[Begin Records provided]
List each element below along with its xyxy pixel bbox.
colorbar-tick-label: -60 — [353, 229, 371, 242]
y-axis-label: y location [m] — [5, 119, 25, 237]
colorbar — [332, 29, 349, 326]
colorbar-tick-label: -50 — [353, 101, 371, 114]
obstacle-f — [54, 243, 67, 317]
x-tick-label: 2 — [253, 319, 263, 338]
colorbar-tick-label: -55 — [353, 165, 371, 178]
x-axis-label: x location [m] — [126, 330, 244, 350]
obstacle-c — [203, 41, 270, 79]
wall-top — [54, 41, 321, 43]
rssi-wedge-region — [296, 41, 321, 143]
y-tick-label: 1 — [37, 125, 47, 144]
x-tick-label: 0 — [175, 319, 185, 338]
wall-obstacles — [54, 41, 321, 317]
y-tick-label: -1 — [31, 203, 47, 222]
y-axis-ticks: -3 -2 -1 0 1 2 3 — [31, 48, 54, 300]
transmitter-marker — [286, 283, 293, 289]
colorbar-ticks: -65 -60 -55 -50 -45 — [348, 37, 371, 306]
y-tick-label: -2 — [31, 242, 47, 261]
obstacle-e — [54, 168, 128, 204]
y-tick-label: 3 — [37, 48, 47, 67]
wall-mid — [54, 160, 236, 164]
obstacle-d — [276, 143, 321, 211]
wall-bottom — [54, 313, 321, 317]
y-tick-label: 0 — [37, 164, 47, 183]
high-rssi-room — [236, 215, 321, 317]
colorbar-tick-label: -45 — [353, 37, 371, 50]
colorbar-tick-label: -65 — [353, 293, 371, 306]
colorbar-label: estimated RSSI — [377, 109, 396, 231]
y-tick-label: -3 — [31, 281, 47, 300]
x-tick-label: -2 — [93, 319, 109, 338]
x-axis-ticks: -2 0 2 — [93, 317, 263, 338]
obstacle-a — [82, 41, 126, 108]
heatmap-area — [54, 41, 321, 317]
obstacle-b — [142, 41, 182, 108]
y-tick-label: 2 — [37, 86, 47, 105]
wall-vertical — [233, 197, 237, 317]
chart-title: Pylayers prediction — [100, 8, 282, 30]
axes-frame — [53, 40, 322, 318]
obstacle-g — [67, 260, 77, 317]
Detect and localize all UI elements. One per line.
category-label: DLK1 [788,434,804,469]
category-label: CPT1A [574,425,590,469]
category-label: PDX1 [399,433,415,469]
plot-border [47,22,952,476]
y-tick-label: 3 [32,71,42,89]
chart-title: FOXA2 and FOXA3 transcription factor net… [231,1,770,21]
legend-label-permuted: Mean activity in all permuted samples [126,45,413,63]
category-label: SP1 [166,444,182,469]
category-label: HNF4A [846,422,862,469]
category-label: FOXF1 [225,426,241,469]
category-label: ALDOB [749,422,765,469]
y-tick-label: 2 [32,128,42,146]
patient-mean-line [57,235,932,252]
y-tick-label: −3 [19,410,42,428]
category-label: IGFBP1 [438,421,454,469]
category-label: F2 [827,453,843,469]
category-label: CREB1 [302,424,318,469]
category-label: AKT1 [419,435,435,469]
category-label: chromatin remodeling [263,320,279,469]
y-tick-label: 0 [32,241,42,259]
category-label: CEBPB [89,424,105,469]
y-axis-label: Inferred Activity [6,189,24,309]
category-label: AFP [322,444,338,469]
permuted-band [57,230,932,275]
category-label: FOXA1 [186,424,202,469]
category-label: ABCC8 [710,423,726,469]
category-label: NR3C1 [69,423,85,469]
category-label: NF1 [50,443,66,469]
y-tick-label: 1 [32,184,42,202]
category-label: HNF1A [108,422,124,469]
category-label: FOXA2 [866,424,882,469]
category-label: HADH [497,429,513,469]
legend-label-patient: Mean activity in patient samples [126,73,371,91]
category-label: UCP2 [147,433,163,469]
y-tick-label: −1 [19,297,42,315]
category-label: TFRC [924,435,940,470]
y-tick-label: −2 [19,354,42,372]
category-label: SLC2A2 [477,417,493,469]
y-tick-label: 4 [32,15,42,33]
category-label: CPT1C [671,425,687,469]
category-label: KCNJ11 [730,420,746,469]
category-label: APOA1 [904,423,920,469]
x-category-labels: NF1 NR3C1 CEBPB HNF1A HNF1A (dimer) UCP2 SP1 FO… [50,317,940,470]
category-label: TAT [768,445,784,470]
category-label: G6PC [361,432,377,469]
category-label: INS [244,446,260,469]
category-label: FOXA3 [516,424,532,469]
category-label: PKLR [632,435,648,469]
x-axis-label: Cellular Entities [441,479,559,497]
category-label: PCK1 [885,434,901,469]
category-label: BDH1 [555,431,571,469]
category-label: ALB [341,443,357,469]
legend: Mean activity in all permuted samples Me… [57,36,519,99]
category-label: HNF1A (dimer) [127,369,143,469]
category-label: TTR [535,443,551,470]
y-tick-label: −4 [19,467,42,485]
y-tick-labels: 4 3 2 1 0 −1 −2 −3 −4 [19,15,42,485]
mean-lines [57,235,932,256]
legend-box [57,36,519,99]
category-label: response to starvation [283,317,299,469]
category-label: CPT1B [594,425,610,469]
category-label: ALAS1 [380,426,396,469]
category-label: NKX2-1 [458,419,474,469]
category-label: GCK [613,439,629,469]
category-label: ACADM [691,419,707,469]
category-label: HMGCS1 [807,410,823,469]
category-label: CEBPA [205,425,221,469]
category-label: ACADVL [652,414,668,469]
[End Records provided]
— Your task —
Pull out every row above that contains the string "labels", matching case exactly.

— Response to this task —
x-category-labels: NF1 NR3C1 CEBPB HNF1A HNF1A (dimer) UCP2 SP1 FO… [50,317,940,470]
y-tick-labels: 4 3 2 1 0 −1 −2 −3 −4 [19,15,42,485]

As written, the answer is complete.